What the exercise asks: Scan the following material for the string "loro" and copy each line in which it appears.

=== Records to process ===

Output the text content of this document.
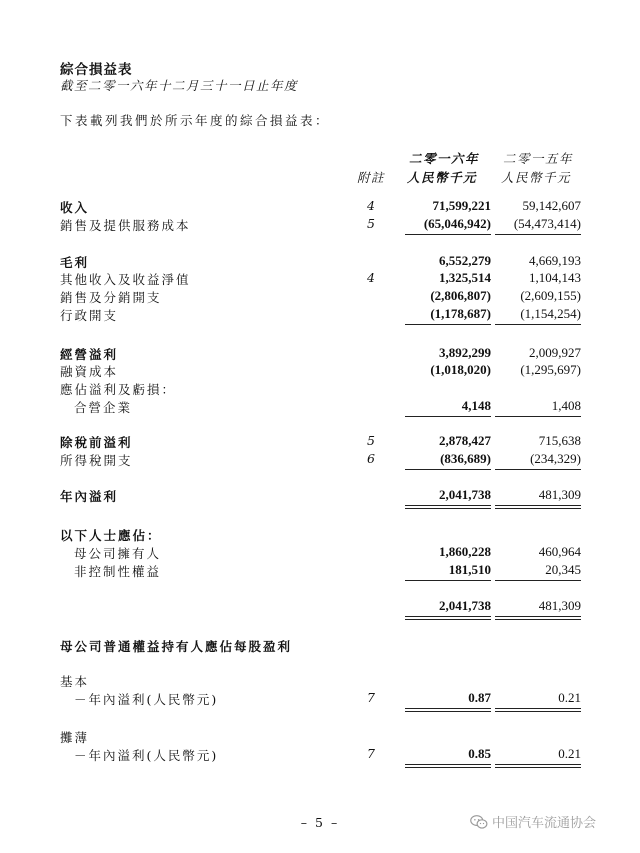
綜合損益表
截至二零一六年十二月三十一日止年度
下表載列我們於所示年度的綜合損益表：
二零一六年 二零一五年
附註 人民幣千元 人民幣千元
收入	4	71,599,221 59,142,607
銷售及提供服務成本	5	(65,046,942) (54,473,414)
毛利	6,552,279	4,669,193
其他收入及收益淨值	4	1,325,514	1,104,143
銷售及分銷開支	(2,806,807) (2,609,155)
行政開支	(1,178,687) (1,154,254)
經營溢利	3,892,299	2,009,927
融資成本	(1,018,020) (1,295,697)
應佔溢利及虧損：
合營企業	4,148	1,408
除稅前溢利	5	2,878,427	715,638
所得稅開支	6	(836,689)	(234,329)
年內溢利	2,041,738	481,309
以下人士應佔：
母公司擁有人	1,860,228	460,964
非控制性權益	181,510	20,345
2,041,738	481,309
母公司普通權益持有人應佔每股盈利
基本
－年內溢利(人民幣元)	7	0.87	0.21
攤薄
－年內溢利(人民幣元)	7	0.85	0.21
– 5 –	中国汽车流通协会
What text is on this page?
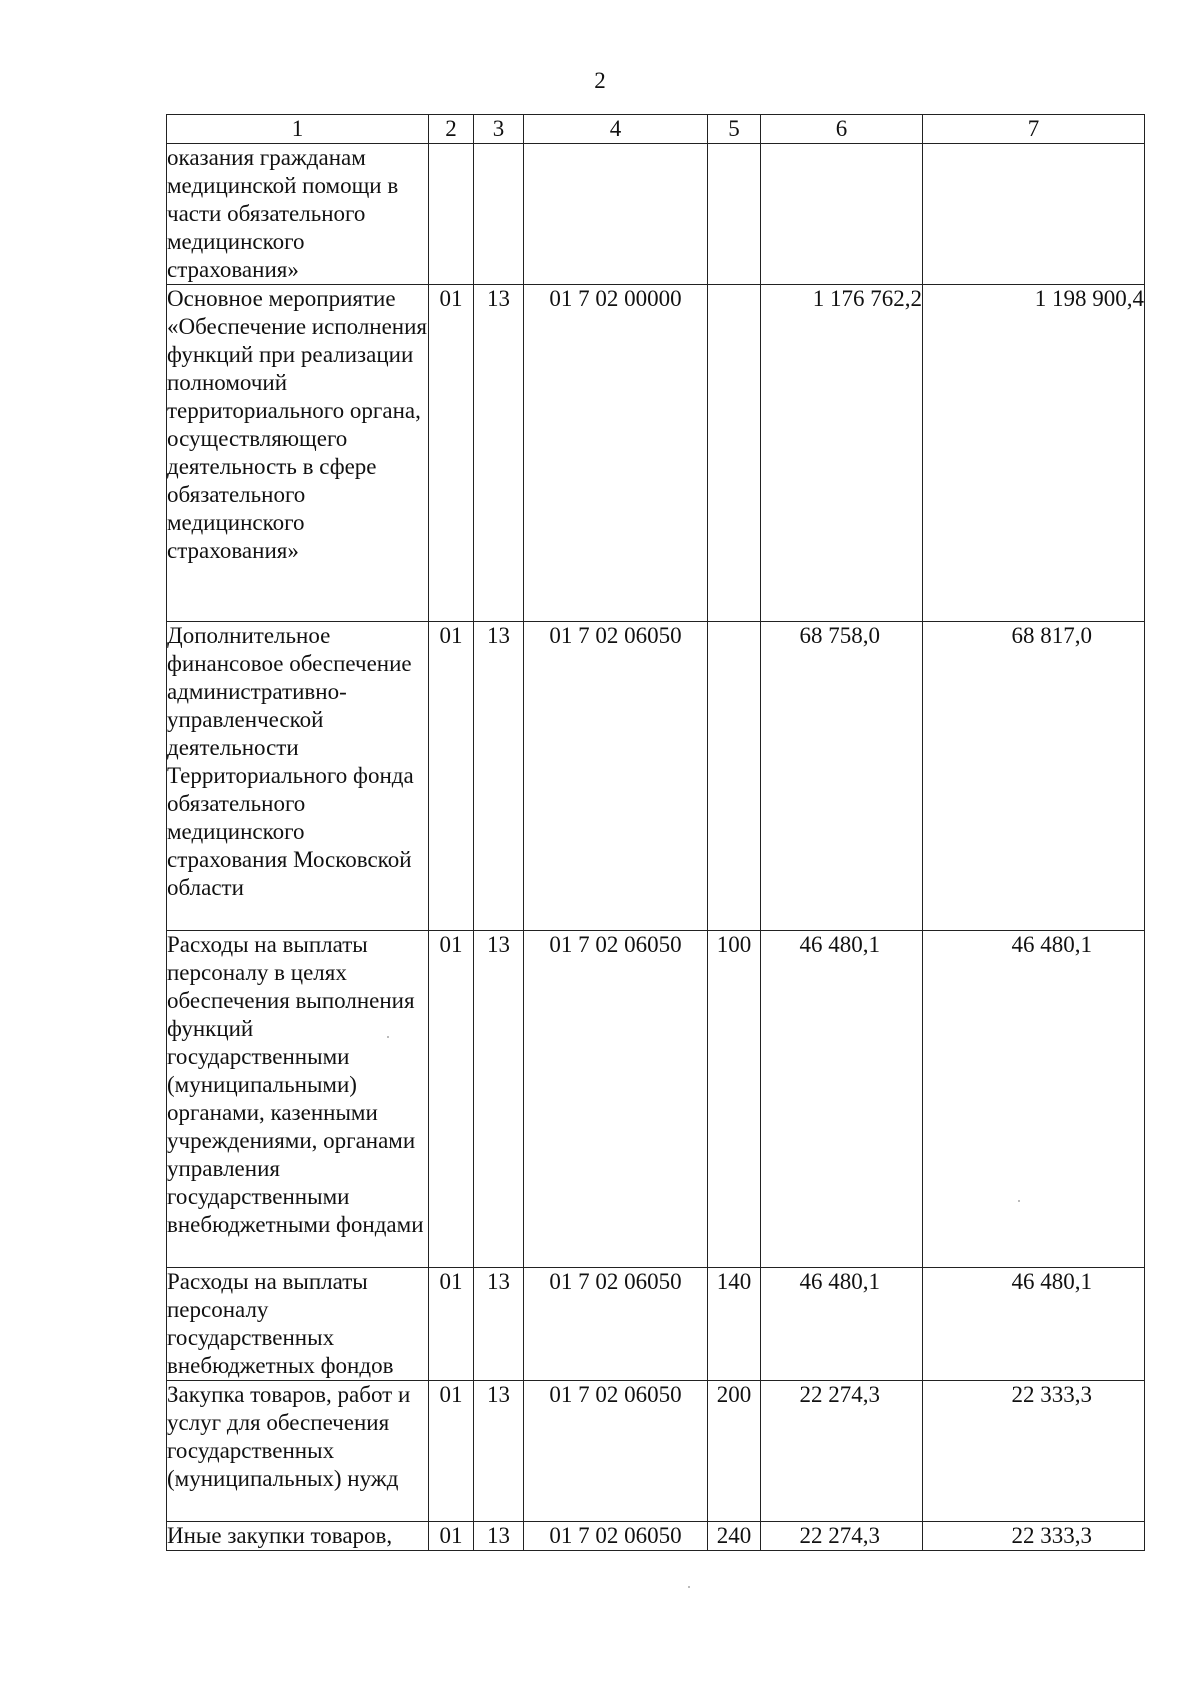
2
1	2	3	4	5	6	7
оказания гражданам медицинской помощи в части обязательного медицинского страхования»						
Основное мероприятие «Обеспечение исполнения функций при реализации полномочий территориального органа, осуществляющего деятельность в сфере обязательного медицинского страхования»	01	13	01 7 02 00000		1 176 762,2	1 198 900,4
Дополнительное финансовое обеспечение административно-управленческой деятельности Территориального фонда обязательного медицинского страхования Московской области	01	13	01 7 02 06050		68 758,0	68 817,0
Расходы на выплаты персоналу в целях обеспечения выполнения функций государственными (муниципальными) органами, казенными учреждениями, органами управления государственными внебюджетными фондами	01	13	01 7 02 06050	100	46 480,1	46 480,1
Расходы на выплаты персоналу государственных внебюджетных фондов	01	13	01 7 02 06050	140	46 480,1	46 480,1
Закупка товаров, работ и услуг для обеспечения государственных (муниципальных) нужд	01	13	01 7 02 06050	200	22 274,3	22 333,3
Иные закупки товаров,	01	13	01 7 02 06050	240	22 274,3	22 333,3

===
=== Records to process ===

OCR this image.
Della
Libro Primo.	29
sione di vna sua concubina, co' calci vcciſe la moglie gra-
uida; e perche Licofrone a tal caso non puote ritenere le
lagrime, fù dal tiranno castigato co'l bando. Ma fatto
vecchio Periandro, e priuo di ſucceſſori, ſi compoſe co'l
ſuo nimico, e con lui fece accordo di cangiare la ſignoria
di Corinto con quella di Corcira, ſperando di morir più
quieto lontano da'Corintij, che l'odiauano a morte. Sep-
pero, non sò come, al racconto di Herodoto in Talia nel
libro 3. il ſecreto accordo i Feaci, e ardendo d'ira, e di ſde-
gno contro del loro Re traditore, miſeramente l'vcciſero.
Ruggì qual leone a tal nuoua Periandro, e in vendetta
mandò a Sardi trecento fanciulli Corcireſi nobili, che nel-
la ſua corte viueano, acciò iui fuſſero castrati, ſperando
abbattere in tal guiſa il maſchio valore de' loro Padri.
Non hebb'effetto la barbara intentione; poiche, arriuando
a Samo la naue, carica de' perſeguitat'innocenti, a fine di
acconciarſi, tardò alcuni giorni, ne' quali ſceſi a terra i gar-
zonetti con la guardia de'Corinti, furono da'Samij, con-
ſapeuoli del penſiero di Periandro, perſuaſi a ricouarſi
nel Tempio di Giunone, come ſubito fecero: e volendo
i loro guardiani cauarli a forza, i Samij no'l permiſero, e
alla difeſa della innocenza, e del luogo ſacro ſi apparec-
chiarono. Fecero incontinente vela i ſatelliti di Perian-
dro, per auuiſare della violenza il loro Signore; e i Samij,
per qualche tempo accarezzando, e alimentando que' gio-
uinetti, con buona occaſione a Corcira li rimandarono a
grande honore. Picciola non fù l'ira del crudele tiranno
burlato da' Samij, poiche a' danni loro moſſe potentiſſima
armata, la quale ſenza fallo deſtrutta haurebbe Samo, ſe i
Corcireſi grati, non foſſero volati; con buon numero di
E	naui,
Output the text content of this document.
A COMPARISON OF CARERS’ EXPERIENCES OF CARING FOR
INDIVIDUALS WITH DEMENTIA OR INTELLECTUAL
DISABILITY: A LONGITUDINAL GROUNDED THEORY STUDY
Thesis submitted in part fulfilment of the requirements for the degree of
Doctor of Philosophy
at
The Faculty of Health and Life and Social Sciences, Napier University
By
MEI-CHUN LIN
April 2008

===

Final result:
gno contro del loro Re traditore, miſeramente l'vcciſero.
abbattere in tal guiſa il maſchio valore de' loro Padri.
i loro guardiani cauarli a forza, i Samij no'l permiſero, e
dro, per auuiſare della violenza il loro Signore; e i Samij,
burlato da' Samij, poiche a' danni loro moſſe potentiſſima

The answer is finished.